Faithfully return all lines, omitting every embedded picture.

[Recorded data]
>> START
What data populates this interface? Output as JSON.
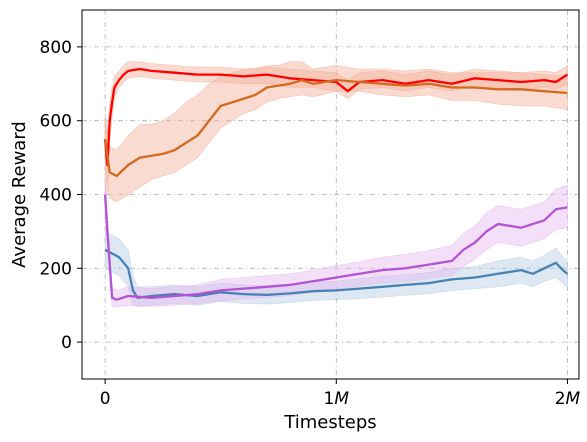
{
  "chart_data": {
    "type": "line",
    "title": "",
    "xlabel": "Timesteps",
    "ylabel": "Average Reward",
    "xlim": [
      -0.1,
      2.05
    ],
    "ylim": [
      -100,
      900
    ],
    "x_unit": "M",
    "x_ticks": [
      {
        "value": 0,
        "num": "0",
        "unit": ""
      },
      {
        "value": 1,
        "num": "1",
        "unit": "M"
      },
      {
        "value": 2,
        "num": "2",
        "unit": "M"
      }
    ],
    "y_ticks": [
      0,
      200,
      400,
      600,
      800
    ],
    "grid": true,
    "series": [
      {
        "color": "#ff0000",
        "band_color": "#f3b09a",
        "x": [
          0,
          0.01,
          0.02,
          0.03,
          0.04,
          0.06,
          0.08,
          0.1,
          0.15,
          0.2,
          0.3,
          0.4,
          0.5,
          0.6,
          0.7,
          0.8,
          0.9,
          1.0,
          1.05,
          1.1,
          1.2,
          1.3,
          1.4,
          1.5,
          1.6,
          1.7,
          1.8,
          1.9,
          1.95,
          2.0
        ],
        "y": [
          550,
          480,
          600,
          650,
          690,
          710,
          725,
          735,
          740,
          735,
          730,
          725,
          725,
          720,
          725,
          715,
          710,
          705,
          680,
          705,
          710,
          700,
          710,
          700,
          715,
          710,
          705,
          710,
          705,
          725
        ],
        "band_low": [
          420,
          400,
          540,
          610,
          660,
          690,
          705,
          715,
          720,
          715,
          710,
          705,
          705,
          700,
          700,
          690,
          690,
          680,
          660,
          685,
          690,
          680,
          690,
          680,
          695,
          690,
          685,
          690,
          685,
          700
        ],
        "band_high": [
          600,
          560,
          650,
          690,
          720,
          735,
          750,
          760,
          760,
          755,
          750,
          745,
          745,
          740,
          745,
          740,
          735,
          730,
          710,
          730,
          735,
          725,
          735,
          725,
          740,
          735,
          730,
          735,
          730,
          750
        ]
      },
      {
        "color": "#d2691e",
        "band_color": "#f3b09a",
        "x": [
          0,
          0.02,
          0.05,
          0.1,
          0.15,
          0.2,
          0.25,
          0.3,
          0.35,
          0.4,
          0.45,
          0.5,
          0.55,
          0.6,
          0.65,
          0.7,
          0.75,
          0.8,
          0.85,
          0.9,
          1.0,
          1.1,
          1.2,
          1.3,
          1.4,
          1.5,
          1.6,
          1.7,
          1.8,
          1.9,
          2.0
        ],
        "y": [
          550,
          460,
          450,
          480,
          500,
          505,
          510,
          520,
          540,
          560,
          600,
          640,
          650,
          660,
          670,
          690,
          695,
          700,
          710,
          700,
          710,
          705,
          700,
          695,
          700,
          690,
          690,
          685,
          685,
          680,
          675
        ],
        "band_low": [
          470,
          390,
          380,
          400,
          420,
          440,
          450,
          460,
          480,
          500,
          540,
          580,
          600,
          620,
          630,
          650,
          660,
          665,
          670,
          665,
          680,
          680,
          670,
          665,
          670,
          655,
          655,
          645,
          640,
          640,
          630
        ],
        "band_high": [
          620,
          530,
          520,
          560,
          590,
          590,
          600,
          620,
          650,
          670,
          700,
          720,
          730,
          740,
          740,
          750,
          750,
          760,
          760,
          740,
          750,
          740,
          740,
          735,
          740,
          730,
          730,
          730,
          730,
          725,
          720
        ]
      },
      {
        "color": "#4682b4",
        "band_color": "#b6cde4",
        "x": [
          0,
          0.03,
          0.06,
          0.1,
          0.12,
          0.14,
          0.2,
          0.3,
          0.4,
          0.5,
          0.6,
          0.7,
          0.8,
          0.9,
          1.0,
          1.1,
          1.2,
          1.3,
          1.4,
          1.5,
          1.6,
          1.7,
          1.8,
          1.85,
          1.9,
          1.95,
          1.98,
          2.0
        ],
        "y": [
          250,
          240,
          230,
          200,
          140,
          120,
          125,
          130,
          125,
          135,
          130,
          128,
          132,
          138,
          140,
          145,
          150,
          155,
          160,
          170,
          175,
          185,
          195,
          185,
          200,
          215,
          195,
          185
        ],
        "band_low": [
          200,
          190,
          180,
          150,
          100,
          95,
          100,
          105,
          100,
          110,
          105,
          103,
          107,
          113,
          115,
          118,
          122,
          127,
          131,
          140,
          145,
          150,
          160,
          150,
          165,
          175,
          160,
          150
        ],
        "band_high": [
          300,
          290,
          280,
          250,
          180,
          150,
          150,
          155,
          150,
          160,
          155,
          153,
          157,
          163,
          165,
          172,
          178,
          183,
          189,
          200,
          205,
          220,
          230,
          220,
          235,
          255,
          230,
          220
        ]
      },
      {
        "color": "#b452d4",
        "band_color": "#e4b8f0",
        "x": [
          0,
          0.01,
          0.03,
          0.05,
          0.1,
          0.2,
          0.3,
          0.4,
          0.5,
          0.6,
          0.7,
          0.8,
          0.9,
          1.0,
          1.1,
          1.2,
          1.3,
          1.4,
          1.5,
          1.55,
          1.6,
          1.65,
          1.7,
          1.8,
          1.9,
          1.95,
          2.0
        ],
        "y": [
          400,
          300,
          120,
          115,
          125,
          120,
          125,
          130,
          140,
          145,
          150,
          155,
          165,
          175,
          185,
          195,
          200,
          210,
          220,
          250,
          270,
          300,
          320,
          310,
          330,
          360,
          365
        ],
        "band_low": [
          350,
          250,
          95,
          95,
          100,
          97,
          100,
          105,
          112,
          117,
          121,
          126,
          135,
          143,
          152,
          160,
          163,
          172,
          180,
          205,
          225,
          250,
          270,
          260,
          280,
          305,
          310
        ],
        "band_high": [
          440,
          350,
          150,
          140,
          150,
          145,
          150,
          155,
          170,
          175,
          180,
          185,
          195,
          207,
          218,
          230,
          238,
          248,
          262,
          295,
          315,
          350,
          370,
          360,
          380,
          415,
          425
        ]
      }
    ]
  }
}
>> END
* **Task response**:
What data populates this interface? Output as JSON.
{
  "chart_data": {
    "type": "line",
    "title": "",
    "xlabel": "Timesteps",
    "ylabel": "Average Reward",
    "xlim": [
      -0.1,
      2.05
    ],
    "ylim": [
      -100,
      900
    ],
    "x_unit": "M",
    "x_ticks": [
      {
        "value": 0,
        "num": "0",
        "unit": ""
      },
      {
        "value": 1,
        "num": "1",
        "unit": "M"
      },
      {
        "value": 2,
        "num": "2",
        "unit": "M"
      }
    ],
    "y_ticks": [
      0,
      200,
      400,
      600,
      800
    ],
    "grid": true,
    "series": [
      {
        "color": "#ff0000",
        "band_color": "#f3b09a",
        "x": [
          0,
          0.01,
          0.02,
          0.03,
          0.04,
          0.06,
          0.08,
          0.1,
          0.15,
          0.2,
          0.3,
          0.4,
          0.5,
          0.6,
          0.7,
          0.8,
          0.9,
          1.0,
          1.05,
          1.1,
          1.2,
          1.3,
          1.4,
          1.5,
          1.6,
          1.7,
          1.8,
          1.9,
          1.95,
          2.0
        ],
        "y": [
          550,
          480,
          600,
          650,
          690,
          710,
          725,
          735,
          740,
          735,
          730,
          725,
          725,
          720,
          725,
          715,
          710,
          705,
          680,
          705,
          710,
          700,
          710,
          700,
          715,
          710,
          705,
          710,
          705,
          725
        ],
        "band_low": [
          420,
          400,
          540,
          610,
          660,
          690,
          705,
          715,
          720,
          715,
          710,
          705,
          705,
          700,
          700,
          690,
          690,
          680,
          660,
          685,
          690,
          680,
          690,
          680,
          695,
          690,
          685,
          690,
          685,
          700
        ],
        "band_high": [
          600,
          560,
          650,
          690,
          720,
          735,
          750,
          760,
          760,
          755,
          750,
          745,
          745,
          740,
          745,
          740,
          735,
          730,
          710,
          730,
          735,
          725,
          735,
          725,
          740,
          735,
          730,
          735,
          730,
          750
        ]
      },
      {
        "color": "#d2691e",
        "band_color": "#f3b09a",
        "x": [
          0,
          0.02,
          0.05,
          0.1,
          0.15,
          0.2,
          0.25,
          0.3,
          0.35,
          0.4,
          0.45,
          0.5,
          0.55,
          0.6,
          0.65,
          0.7,
          0.75,
          0.8,
          0.85,
          0.9,
          1.0,
          1.1,
          1.2,
          1.3,
          1.4,
          1.5,
          1.6,
          1.7,
          1.8,
          1.9,
          2.0
        ],
        "y": [
          550,
          460,
          450,
          480,
          500,
          505,
          510,
          520,
          540,
          560,
          600,
          640,
          650,
          660,
          670,
          690,
          695,
          700,
          710,
          700,
          710,
          705,
          700,
          695,
          700,
          690,
          690,
          685,
          685,
          680,
          675
        ],
        "band_low": [
          470,
          390,
          380,
          400,
          420,
          440,
          450,
          460,
          480,
          500,
          540,
          580,
          600,
          620,
          630,
          650,
          660,
          665,
          670,
          665,
          680,
          680,
          670,
          665,
          670,
          655,
          655,
          645,
          640,
          640,
          630
        ],
        "band_high": [
          620,
          530,
          520,
          560,
          590,
          590,
          600,
          620,
          650,
          670,
          700,
          720,
          730,
          740,
          740,
          750,
          750,
          760,
          760,
          740,
          750,
          740,
          740,
          735,
          740,
          730,
          730,
          730,
          730,
          725,
          720
        ]
      },
      {
        "color": "#4682b4",
        "band_color": "#b6cde4",
        "x": [
          0,
          0.03,
          0.06,
          0.1,
          0.12,
          0.14,
          0.2,
          0.3,
          0.4,
          0.5,
          0.6,
          0.7,
          0.8,
          0.9,
          1.0,
          1.1,
          1.2,
          1.3,
          1.4,
          1.5,
          1.6,
          1.7,
          1.8,
          1.85,
          1.9,
          1.95,
          1.98,
          2.0
        ],
        "y": [
          250,
          240,
          230,
          200,
          140,
          120,
          125,
          130,
          125,
          135,
          130,
          128,
          132,
          138,
          140,
          145,
          150,
          155,
          160,
          170,
          175,
          185,
          195,
          185,
          200,
          215,
          195,
          185
        ],
        "band_low": [
          200,
          190,
          180,
          150,
          100,
          95,
          100,
          105,
          100,
          110,
          105,
          103,
          107,
          113,
          115,
          118,
          122,
          127,
          131,
          140,
          145,
          150,
          160,
          150,
          165,
          175,
          160,
          150
        ],
        "band_high": [
          300,
          290,
          280,
          250,
          180,
          150,
          150,
          155,
          150,
          160,
          155,
          153,
          157,
          163,
          165,
          172,
          178,
          183,
          189,
          200,
          205,
          220,
          230,
          220,
          235,
          255,
          230,
          220
        ]
      },
      {
        "color": "#b452d4",
        "band_color": "#e4b8f0",
        "x": [
          0,
          0.01,
          0.03,
          0.05,
          0.1,
          0.2,
          0.3,
          0.4,
          0.5,
          0.6,
          0.7,
          0.8,
          0.9,
          1.0,
          1.1,
          1.2,
          1.3,
          1.4,
          1.5,
          1.55,
          1.6,
          1.65,
          1.7,
          1.8,
          1.9,
          1.95,
          2.0
        ],
        "y": [
          400,
          300,
          120,
          115,
          125,
          120,
          125,
          130,
          140,
          145,
          150,
          155,
          165,
          175,
          185,
          195,
          200,
          210,
          220,
          250,
          270,
          300,
          320,
          310,
          330,
          360,
          365
        ],
        "band_low": [
          350,
          250,
          95,
          95,
          100,
          97,
          100,
          105,
          112,
          117,
          121,
          126,
          135,
          143,
          152,
          160,
          163,
          172,
          180,
          205,
          225,
          250,
          270,
          260,
          280,
          305,
          310
        ],
        "band_high": [
          440,
          350,
          150,
          140,
          150,
          145,
          150,
          155,
          170,
          175,
          180,
          185,
          195,
          207,
          218,
          230,
          238,
          248,
          262,
          295,
          315,
          350,
          370,
          360,
          380,
          415,
          425
        ]
      }
    ]
  }
}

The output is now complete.